• **TASK DETAILS**
Search the entries below. Return every line that has "heading" in it.

-- BEGIN THE RECORDS --

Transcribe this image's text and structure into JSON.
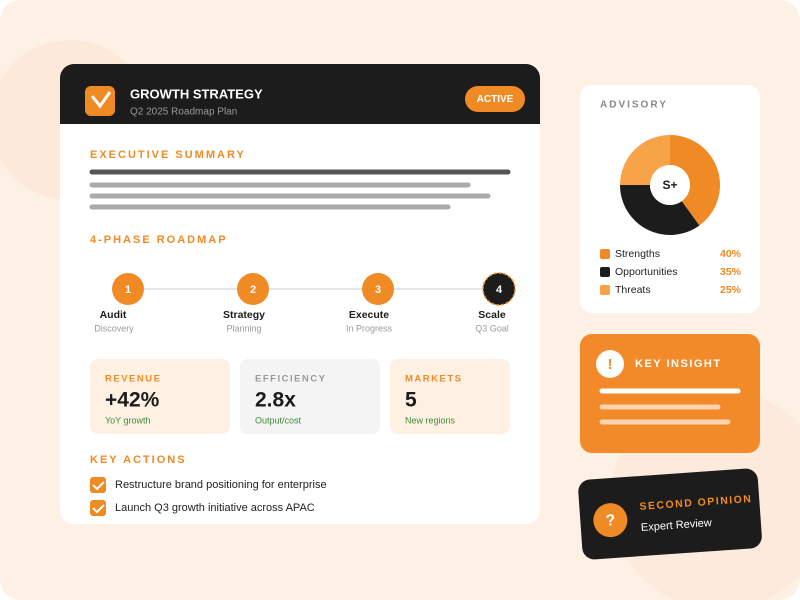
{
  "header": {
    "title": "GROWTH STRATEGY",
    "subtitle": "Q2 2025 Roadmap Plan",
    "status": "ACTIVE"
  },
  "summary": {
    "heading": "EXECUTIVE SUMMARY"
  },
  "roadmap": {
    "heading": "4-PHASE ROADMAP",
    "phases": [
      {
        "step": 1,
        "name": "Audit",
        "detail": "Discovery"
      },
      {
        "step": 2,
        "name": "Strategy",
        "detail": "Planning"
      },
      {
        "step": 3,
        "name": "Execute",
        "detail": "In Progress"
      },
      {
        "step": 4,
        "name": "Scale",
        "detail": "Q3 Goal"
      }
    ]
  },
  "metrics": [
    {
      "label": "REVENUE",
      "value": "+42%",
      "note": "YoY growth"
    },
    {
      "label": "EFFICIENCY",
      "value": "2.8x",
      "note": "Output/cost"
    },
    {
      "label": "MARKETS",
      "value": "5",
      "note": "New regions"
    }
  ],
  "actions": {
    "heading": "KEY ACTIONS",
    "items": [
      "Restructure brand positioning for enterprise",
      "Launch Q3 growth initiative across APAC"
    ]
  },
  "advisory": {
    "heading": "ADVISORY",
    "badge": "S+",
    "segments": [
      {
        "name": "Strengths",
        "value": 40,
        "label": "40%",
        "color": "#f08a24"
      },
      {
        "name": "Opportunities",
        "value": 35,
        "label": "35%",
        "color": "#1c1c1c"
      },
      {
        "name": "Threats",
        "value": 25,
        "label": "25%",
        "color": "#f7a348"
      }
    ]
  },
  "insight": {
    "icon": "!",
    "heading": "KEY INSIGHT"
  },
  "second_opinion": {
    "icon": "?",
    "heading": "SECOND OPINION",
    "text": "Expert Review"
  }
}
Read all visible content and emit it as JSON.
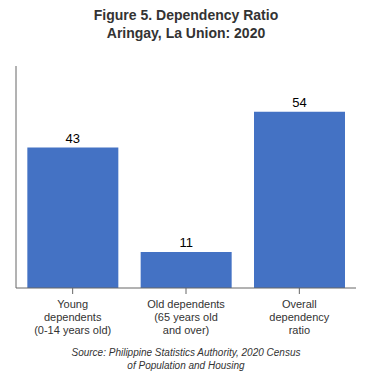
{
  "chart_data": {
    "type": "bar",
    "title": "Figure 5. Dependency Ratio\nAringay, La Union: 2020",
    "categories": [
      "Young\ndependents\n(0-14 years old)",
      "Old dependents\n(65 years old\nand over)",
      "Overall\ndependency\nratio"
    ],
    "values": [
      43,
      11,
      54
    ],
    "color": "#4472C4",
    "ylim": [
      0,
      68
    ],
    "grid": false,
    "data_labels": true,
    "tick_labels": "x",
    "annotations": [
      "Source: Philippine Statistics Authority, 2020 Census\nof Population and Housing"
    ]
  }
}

-- END THE RECORDS --
-- BEGIN THE RECORDS --

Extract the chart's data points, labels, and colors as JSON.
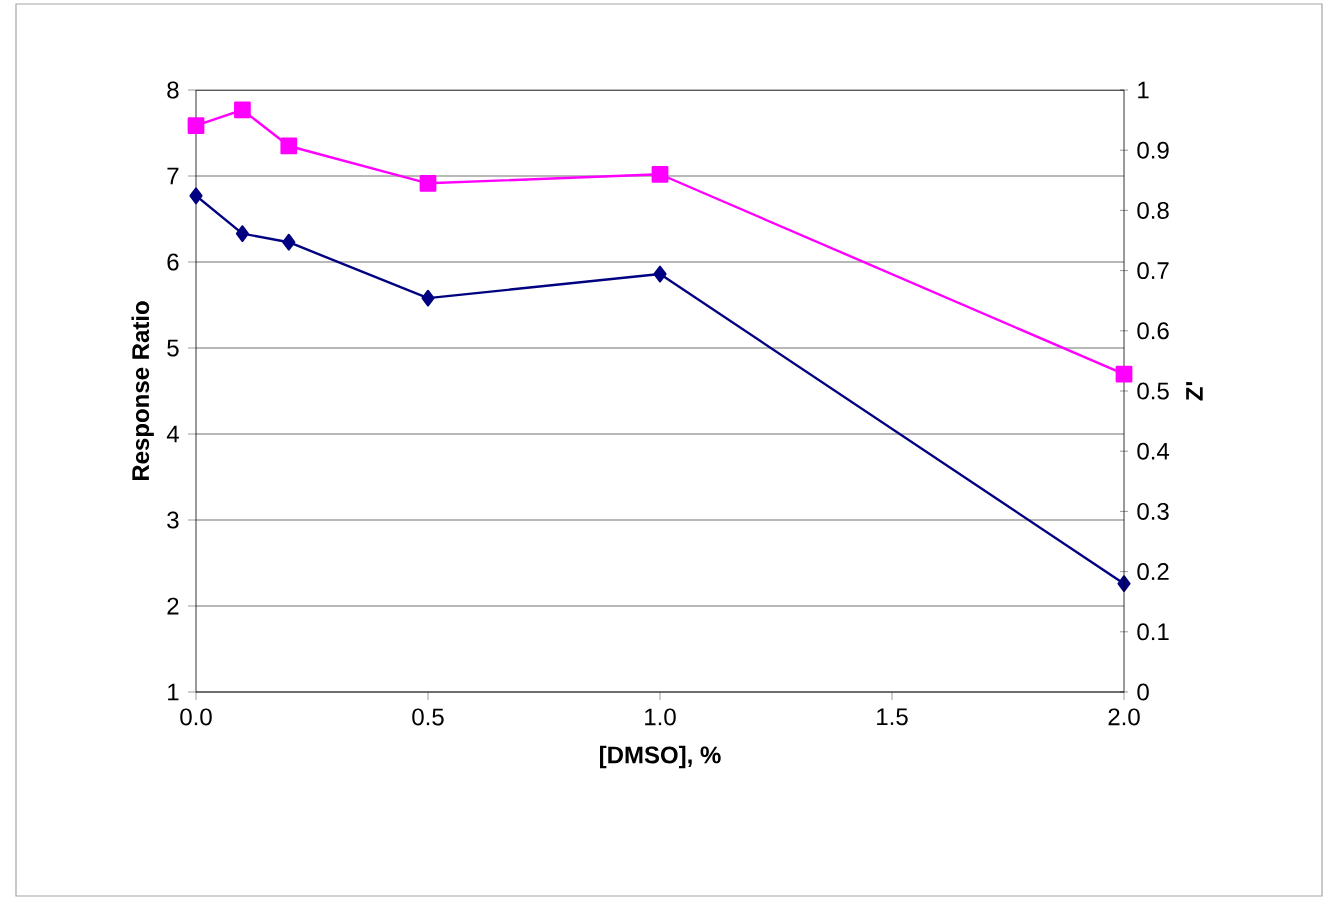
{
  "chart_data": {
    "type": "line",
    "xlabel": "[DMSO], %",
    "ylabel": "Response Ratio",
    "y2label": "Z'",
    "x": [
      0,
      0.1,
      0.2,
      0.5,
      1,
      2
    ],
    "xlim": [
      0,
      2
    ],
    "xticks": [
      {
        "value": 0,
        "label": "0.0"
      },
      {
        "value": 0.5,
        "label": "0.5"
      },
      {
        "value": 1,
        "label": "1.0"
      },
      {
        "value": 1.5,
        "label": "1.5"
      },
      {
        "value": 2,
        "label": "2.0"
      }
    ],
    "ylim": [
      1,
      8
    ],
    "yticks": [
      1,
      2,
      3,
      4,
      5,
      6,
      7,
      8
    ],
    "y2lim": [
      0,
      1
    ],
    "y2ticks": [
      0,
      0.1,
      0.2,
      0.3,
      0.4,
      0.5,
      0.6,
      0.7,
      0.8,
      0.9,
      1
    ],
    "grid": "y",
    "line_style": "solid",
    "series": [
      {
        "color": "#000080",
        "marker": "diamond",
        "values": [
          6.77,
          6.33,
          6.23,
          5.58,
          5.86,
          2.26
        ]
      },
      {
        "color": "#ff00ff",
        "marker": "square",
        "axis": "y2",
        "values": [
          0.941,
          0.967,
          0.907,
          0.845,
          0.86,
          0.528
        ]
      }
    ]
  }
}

-- END THE RECORDS --
-- BEGIN THE RECORDS --

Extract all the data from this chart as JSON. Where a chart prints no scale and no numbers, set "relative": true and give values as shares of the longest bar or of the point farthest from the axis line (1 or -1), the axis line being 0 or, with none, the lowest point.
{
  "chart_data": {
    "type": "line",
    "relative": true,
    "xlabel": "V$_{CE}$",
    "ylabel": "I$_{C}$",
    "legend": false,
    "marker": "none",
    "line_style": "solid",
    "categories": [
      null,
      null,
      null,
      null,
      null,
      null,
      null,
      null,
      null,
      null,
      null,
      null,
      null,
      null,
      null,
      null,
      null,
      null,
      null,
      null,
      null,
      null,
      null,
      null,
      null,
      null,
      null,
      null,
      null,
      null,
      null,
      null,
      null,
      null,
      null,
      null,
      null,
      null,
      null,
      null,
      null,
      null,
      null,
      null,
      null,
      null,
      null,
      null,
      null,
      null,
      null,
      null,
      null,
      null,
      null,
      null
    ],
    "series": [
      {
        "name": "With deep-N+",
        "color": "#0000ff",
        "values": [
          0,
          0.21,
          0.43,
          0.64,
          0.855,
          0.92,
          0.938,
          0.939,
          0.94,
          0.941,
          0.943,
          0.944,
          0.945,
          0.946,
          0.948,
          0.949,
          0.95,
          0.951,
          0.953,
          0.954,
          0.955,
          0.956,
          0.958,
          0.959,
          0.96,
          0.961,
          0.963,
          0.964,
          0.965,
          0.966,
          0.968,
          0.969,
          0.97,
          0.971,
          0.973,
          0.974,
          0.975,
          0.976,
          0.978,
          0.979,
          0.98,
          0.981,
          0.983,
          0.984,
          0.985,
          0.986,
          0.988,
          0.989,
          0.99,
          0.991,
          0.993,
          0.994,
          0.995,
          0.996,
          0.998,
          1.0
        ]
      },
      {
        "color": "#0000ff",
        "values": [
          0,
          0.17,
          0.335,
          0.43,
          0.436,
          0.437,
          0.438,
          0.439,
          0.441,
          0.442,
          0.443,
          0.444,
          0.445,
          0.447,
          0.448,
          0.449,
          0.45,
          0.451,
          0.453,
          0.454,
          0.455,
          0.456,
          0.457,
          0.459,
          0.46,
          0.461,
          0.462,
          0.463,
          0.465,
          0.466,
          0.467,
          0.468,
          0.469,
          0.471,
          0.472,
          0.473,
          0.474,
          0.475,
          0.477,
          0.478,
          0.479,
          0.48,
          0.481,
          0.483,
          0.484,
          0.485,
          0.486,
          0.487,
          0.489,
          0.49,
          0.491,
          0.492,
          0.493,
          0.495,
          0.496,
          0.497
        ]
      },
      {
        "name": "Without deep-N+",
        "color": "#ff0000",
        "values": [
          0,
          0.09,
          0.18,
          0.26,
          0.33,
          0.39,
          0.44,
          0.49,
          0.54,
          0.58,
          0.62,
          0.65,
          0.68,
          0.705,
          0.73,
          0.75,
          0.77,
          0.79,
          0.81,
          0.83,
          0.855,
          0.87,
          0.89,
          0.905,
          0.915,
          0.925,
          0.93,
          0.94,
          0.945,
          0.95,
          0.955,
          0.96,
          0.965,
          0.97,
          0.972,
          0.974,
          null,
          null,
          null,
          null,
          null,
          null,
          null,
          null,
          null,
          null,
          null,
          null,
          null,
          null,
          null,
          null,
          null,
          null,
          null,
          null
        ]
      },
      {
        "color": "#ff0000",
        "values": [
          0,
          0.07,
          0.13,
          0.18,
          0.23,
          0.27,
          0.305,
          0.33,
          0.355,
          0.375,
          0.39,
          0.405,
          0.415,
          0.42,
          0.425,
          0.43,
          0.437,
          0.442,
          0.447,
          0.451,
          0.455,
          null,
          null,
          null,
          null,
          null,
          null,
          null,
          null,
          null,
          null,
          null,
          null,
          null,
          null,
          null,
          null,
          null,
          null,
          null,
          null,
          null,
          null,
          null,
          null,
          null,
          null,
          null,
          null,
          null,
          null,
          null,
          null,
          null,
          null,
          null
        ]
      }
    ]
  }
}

-- END THE RECORDS --

• **RESPONSE TO THIS TASK**
    "heading": "EXECUTIVE SUMMARY"
    "heading": "4-PHASE ROADMAP",
    "heading": "KEY ACTIONS",
    "heading": "ADVISORY",
    "heading": "KEY INSIGHT"
    "heading": "SECOND OPINION",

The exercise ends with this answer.